[START OF Stored rows]

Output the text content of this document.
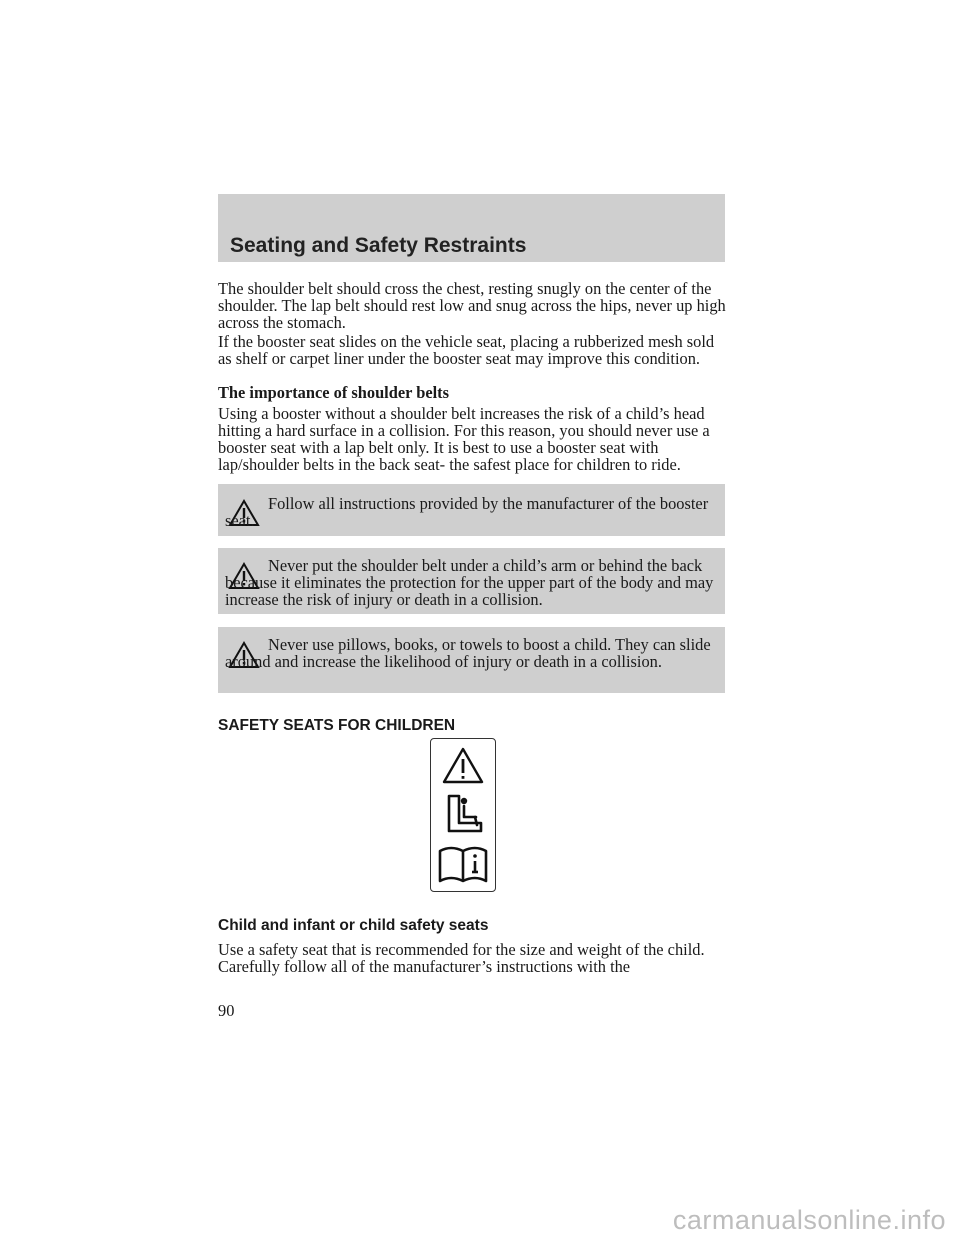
Seating and Safety Restraints
The shoulder belt should cross the chest, resting snugly on the center of the shoulder. The lap belt should rest low and snug across the hips, never up high across the stomach.
If the booster seat slides on the vehicle seat, placing a rubberized mesh sold as shelf or carpet liner under the booster seat may improve this condition.
The importance of shoulder belts
Using a booster without a shoulder belt increases the risk of a child’s head hitting a hard surface in a collision. For this reason, you should never use a booster seat with a lap belt only. It is best to use a booster seat with lap/shoulder belts in the back seat- the safest place for children to ride.
Follow all instructions provided by the manufacturer of the booster seat.
Never put the shoulder belt under a child’s arm or behind the back because it eliminates the protection for the upper part of the body and may increase the risk of injury or death in a collision.
Never use pillows, books, or towels to boost a child. They can slide around and increase the likelihood of injury or death in a collision.
SAFETY SEATS FOR CHILDREN
Child and infant or child safety seats
Use a safety seat that is recommended for the size and weight of the child. Carefully follow all of the manufacturer’s instructions with the
90
carmanualsonline.info
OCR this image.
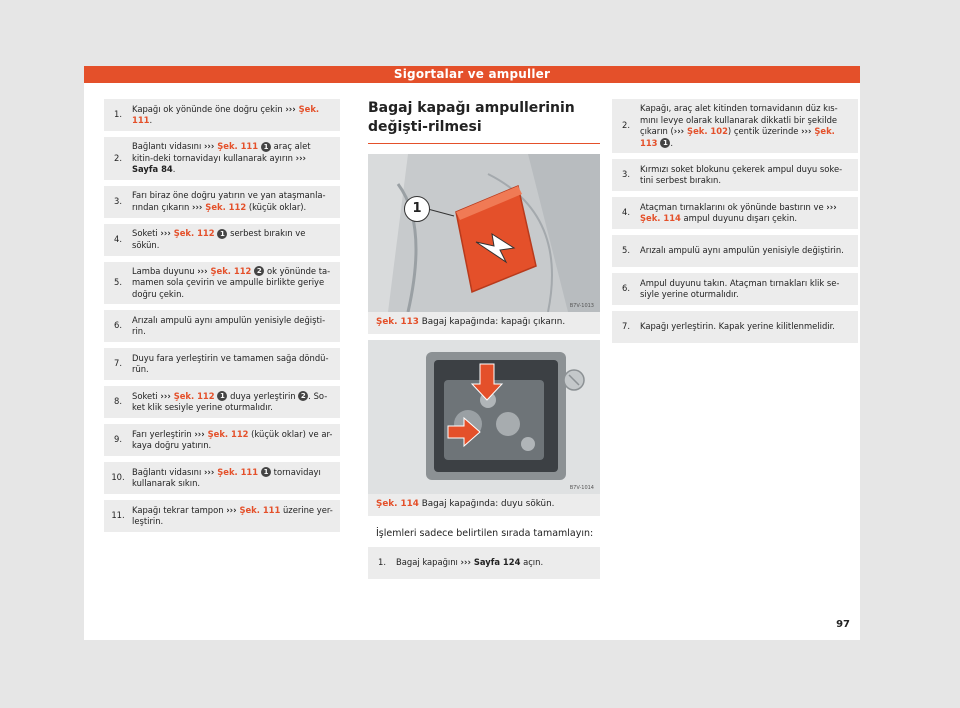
Sigortalar ve ampuller
1.
Kapağı ok yönünde öne doğru çekin ››› Şek. 111.
2.
Bağlantı vidasını ››› Şek. 111 1 araç alet kitin-deki tornavidayı kullanarak ayırın ››› Sayfa 84.
3.
Farı biraz öne doğru yatırın ve yan ataşmanla-rından çıkarın ››› Şek. 112 (küçük oklar).
4.
Soketi ››› Şek. 112 1 serbest bırakın ve sökün.
5.
Lamba duyunu ››› Şek. 112 2 ok yönünde ta-mamen sola çevirin ve ampulle birlikte geriye doğru çekin.
6.
Arızalı ampulü aynı ampulün yenisiyle değişti-rin.
7.
Duyu fara yerleştirin ve tamamen sağa döndü-rün.
8.
Soketi ››› Şek. 112 1 duya yerleştirin 2 . So-ket klik sesiyle yerine oturmalıdır.
9.
Farı yerleştirin ››› Şek. 112 (küçük oklar) ve ar-kaya doğru yatırın.
10.
Bağlantı vidasını ››› Şek. 111 1 tornavidayı kullanarak sıkın.
11.
Kapağı tekrar tampon ››› Şek. 111 üzerine yer-leştirin.
Bagaj kapağı ampullerinin değişti-rilmesi
1
B7V-1013
Şek. 113 Bagaj kapağında: kapağı çıkarın.
B7V-1014
Şek. 114 Bagaj kapağında: duyu sökün.
İşlemleri sadece belirtilen sırada tamamlayın:
1.	Bagaj kapağını ››› Sayfa 124 açın.
2.
Kapağı, araç alet kitinden tornavidanın düz kıs-mını levye olarak kullanarak dikkatli bir şekilde çıkarın (››› Şek. 102) çentik üzerinde ››› Şek. 113 1 .
3.
Kırmızı soket blokunu çekerek ampul duyu soke-tini serbest bırakın.
4.
Ataçman tırnaklarını ok yönünde bastırın ve ››› Şek. 114 ampul duyunu dışarı çekin.
5.	Arızalı ampulü aynı ampulün yenisiyle değiştirin.
6.
Ampul duyunu takın. Ataçman tırnakları klik se-siyle yerine oturmalıdır.
7.	Kapağı yerleştirin. Kapak yerine kilitlenmelidir.
97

[END OF Stored rows]

Exercise task
Leave out the pictures and print every line of the data exactly.

Task answer
Output the text content of this document.
Seating and Safety Restraints
The shoulder belt should cross the chest, resting snugly on the center of the shoulder. The lap belt should rest low and snug across the hips, never up high across the stomach.
If the booster seat slides on the vehicle seat, placing a rubberized mesh sold as shelf or carpet liner under the booster seat may improve this condition.
The importance of shoulder belts
Using a booster without a shoulder belt increases the risk of a child’s head hitting a hard surface in a collision. For this reason, you should never use a booster seat with a lap belt only. It is best to use a booster seat with lap/shoulder belts in the back seat- the safest place for children to ride.
Follow all instructions provided by the manufacturer of the booster seat.
Never put the shoulder belt under a child’s arm or behind the back because it eliminates the protection for the upper part of the body and may increase the risk of injury or death in a collision.
Never use pillows, books, or towels to boost a child. They can slide around and increase the likelihood of injury or death in a collision.
SAFETY SEATS FOR CHILDREN
Child and infant or child safety seats
Use a safety seat that is recommended for the size and weight of the child. Carefully follow all of the manufacturer’s instructions with the
90
carmanualsonline.info
OCR this image.
Sigortalar ve ampuller
1.
Kapağı ok yönünde öne doğru çekin ››› Şek. 111.
2.
Bağlantı vidasını ››› Şek. 111 1 araç alet kitin-deki tornavidayı kullanarak ayırın ››› Sayfa 84.
3.
Farı biraz öne doğru yatırın ve yan ataşmanla-rından çıkarın ››› Şek. 112 (küçük oklar).
4.
Soketi ››› Şek. 112 1 serbest bırakın ve sökün.
5.
Lamba duyunu ››› Şek. 112 2 ok yönünde ta-mamen sola çevirin ve ampulle birlikte geriye doğru çekin.
6.
Arızalı ampulü aynı ampulün yenisiyle değişti-rin.
7.
Duyu fara yerleştirin ve tamamen sağa döndü-rün.
8.
Soketi ››› Şek. 112 1 duya yerleştirin 2 . So-ket klik sesiyle yerine oturmalıdır.
9.
Farı yerleştirin ››› Şek. 112 (küçük oklar) ve ar-kaya doğru yatırın.
10.
Bağlantı vidasını ››› Şek. 111 1 tornavidayı kullanarak sıkın.
11.
Kapağı tekrar tampon ››› Şek. 111 üzerine yer-leştirin.
Bagaj kapağı ampullerinin değişti-rilmesi
1
B7V-1013
Şek. 113 Bagaj kapağında: kapağı çıkarın.
B7V-1014
Şek. 114 Bagaj kapağında: duyu sökün.
İşlemleri sadece belirtilen sırada tamamlayın:
1.	Bagaj kapağını ››› Sayfa 124 açın.
2.
Kapağı, araç alet kitinden tornavidanın düz kıs-mını levye olarak kullanarak dikkatli bir şekilde çıkarın (››› Şek. 102) çentik üzerinde ››› Şek. 113 1 .
3.
Kırmızı soket blokunu çekerek ampul duyu soke-tini serbest bırakın.
4.
Ataçman tırnaklarını ok yönünde bastırın ve ››› Şek. 114 ampul duyunu dışarı çekin.
5.	Arızalı ampulü aynı ampulün yenisiyle değiştirin.
6.
Ampul duyunu takın. Ataçman tırnakları klik se-siyle yerine oturmalıdır.
7.	Kapağı yerleştirin. Kapak yerine kilitlenmelidir.
97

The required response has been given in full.